# INPUT ROWS start

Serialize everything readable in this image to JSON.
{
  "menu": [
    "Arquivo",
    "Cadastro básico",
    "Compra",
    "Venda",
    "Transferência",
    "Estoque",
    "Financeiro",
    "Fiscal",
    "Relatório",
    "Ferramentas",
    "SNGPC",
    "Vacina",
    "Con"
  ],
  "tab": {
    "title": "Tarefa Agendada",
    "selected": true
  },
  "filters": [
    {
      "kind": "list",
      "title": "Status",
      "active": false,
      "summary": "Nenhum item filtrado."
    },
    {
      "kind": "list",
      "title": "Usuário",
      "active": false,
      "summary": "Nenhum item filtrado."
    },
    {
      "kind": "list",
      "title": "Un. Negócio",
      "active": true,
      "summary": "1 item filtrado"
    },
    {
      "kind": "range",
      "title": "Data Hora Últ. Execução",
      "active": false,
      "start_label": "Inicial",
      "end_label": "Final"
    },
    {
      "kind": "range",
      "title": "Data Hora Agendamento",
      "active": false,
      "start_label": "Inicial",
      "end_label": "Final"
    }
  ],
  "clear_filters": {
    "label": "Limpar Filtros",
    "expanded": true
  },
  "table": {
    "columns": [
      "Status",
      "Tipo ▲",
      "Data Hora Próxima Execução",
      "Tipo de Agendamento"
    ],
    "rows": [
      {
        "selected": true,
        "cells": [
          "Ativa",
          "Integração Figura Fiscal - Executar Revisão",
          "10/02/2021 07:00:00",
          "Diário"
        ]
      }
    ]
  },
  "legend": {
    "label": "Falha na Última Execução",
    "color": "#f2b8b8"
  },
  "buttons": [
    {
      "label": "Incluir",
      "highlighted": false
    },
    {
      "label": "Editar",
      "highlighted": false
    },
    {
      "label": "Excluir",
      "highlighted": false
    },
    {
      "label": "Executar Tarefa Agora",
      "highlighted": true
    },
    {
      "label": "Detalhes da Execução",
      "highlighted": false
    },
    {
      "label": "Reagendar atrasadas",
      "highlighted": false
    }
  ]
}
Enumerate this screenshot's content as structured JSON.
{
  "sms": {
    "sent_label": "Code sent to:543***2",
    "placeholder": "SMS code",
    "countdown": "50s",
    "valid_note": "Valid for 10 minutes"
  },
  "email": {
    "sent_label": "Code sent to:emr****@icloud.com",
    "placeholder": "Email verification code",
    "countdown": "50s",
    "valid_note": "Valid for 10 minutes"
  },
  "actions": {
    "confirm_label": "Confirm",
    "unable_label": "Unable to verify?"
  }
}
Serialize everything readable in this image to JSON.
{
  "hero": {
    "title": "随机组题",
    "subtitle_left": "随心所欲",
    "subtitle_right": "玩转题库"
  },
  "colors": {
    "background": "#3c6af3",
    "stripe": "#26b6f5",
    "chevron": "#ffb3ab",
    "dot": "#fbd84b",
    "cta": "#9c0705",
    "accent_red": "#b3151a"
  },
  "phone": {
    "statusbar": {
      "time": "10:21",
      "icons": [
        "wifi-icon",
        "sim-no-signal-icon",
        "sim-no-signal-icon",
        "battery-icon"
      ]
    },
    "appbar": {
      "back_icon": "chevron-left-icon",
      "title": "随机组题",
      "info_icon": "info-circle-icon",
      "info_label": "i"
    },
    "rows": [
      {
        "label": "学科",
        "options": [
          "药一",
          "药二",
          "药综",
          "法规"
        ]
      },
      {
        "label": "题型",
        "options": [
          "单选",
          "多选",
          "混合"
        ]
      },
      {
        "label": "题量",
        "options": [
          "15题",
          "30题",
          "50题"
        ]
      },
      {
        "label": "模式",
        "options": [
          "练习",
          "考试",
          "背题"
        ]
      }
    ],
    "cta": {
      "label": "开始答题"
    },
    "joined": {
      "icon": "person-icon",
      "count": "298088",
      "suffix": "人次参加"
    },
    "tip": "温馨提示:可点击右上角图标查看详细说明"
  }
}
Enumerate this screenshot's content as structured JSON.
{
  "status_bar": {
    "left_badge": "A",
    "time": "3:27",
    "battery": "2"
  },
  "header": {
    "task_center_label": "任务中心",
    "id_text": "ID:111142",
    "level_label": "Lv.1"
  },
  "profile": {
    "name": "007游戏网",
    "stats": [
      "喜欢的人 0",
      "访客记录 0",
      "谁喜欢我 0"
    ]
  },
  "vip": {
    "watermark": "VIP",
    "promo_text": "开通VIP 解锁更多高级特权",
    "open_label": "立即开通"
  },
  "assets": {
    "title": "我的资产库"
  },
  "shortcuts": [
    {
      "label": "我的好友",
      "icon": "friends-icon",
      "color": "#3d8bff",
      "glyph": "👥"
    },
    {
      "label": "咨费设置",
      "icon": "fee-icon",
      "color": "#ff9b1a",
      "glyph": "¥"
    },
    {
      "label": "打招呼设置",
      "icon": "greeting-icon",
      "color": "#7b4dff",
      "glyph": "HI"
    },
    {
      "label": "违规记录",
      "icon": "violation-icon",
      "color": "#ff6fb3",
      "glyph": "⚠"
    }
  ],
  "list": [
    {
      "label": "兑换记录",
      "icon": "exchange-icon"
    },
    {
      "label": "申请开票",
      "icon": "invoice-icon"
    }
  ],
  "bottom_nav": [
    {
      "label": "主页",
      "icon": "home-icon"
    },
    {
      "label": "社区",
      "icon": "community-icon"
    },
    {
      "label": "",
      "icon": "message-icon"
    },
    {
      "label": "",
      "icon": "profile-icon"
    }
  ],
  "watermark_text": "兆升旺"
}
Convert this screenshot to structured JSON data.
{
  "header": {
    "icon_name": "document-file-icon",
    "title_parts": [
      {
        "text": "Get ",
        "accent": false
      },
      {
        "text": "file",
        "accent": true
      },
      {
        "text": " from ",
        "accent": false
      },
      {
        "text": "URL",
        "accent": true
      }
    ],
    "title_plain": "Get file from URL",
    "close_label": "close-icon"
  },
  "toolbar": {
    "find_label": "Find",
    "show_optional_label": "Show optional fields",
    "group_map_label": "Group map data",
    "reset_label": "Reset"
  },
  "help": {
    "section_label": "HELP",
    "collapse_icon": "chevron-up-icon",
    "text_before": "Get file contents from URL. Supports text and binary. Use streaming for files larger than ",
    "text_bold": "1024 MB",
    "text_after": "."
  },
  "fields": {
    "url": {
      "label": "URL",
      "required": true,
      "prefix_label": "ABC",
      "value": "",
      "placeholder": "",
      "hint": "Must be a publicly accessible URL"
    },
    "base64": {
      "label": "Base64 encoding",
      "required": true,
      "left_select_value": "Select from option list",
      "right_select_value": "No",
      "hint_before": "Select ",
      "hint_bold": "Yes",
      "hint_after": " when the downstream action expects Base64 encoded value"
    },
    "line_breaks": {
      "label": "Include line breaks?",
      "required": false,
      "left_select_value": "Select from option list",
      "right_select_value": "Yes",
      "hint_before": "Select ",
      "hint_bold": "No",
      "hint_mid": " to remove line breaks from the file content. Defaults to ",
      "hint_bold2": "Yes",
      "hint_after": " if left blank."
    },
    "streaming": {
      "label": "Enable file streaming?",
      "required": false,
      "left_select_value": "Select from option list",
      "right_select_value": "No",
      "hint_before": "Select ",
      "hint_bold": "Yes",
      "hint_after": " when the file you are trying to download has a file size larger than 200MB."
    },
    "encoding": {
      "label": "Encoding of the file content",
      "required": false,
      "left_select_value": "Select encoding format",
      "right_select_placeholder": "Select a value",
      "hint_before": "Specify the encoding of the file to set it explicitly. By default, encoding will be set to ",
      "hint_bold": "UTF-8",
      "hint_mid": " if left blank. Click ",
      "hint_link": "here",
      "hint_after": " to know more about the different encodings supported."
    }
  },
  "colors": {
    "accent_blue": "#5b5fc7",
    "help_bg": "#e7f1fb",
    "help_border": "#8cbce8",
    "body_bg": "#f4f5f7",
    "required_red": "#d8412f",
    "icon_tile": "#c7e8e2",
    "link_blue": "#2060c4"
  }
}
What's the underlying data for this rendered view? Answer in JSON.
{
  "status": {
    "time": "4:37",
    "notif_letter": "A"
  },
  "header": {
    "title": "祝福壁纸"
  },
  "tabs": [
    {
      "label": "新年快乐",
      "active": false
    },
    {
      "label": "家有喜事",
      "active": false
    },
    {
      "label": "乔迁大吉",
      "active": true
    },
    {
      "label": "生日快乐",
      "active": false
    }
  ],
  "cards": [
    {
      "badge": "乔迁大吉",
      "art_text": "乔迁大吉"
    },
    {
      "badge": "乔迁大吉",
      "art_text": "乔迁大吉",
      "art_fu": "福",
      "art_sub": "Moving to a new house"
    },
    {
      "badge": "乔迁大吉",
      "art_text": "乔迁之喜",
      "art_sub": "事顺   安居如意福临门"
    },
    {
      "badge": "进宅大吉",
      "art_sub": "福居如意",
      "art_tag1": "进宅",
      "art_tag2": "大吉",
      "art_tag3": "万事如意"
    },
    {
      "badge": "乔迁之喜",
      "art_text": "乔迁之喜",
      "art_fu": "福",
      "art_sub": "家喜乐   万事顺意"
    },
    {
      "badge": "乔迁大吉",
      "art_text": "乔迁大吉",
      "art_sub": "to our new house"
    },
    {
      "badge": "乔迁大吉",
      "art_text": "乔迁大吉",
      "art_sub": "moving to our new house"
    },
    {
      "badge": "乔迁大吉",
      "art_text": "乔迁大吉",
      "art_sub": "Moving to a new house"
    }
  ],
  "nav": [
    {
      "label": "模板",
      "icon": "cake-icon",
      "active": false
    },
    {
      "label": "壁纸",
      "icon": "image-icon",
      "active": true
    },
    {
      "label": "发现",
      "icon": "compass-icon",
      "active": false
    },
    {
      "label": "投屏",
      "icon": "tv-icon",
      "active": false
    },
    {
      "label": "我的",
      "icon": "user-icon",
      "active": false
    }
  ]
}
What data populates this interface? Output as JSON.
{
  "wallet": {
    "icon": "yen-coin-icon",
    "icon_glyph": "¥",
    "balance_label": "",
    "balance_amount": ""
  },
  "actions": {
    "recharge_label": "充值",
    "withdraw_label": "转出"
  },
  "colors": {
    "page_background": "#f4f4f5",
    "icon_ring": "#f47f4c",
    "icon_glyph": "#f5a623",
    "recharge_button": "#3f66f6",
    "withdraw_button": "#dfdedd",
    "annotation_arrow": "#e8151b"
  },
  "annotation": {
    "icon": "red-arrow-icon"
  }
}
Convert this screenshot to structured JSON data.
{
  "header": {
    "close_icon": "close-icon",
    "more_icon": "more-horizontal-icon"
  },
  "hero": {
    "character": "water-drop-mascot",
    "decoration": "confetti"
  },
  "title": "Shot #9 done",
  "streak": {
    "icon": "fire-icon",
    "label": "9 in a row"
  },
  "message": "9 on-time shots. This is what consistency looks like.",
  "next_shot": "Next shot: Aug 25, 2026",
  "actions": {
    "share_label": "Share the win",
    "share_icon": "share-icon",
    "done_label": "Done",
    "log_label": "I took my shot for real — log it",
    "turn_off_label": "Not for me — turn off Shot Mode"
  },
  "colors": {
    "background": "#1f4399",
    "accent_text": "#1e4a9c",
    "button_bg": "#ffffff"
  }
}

# INPUT ROWS end

EXERCISE BRIEF |
Copy each line of the data above that holds "Agendamento".

TASK ANSWER |
      "title": "Data Hora Agendamento",
      "Tipo de Agendamento"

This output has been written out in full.